§ DATA RECORDS:
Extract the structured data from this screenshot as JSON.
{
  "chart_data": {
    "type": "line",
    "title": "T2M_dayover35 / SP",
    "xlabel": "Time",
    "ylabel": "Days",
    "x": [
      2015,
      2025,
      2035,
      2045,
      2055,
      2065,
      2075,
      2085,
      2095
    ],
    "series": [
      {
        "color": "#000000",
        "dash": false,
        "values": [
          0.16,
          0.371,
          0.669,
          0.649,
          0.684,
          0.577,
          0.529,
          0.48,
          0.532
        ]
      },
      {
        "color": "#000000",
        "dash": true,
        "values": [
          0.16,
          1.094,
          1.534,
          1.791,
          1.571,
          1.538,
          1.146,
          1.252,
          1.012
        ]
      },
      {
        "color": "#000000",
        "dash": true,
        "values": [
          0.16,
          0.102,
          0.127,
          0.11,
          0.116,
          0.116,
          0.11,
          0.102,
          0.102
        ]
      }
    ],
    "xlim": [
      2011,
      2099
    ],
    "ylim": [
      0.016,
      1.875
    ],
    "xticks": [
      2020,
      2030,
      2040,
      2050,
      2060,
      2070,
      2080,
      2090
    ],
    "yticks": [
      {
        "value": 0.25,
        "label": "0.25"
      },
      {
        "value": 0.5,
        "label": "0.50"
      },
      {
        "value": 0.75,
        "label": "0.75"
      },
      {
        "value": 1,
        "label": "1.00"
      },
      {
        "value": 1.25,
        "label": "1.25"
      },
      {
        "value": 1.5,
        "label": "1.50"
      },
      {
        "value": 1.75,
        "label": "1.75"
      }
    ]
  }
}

§ EXERCISE OBJECTIVE:
Please reproduce each record precisely as written.

§ COMPLETE ANSWER:
Extract the structured data from this screenshot as JSON.
{
  "chart_data": {
    "type": "line",
    "title": "T2M_dayover35 / SP",
    "xlabel": "Time",
    "ylabel": "Days",
    "x": [
      2015,
      2025,
      2035,
      2045,
      2055,
      2065,
      2075,
      2085,
      2095
    ],
    "series": [
      {
        "color": "#000000",
        "dash": false,
        "values": [
          0.16,
          0.371,
          0.669,
          0.649,
          0.684,
          0.577,
          0.529,
          0.48,
          0.532
        ]
      },
      {
        "color": "#000000",
        "dash": true,
        "values": [
          0.16,
          1.094,
          1.534,
          1.791,
          1.571,
          1.538,
          1.146,
          1.252,
          1.012
        ]
      },
      {
        "color": "#000000",
        "dash": true,
        "values": [
          0.16,
          0.102,
          0.127,
          0.11,
          0.116,
          0.116,
          0.11,
          0.102,
          0.102
        ]
      }
    ],
    "xlim": [
      2011,
      2099
    ],
    "ylim": [
      0.016,
      1.875
    ],
    "xticks": [
      2020,
      2030,
      2040,
      2050,
      2060,
      2070,
      2080,
      2090
    ],
    "yticks": [
      {
        "value": 0.25,
        "label": "0.25"
      },
      {
        "value": 0.5,
        "label": "0.50"
      },
      {
        "value": 0.75,
        "label": "0.75"
      },
      {
        "value": 1,
        "label": "1.00"
      },
      {
        "value": 1.25,
        "label": "1.25"
      },
      {
        "value": 1.5,
        "label": "1.50"
      },
      {
        "value": 1.75,
        "label": "1.75"
      }
    ]
  }
}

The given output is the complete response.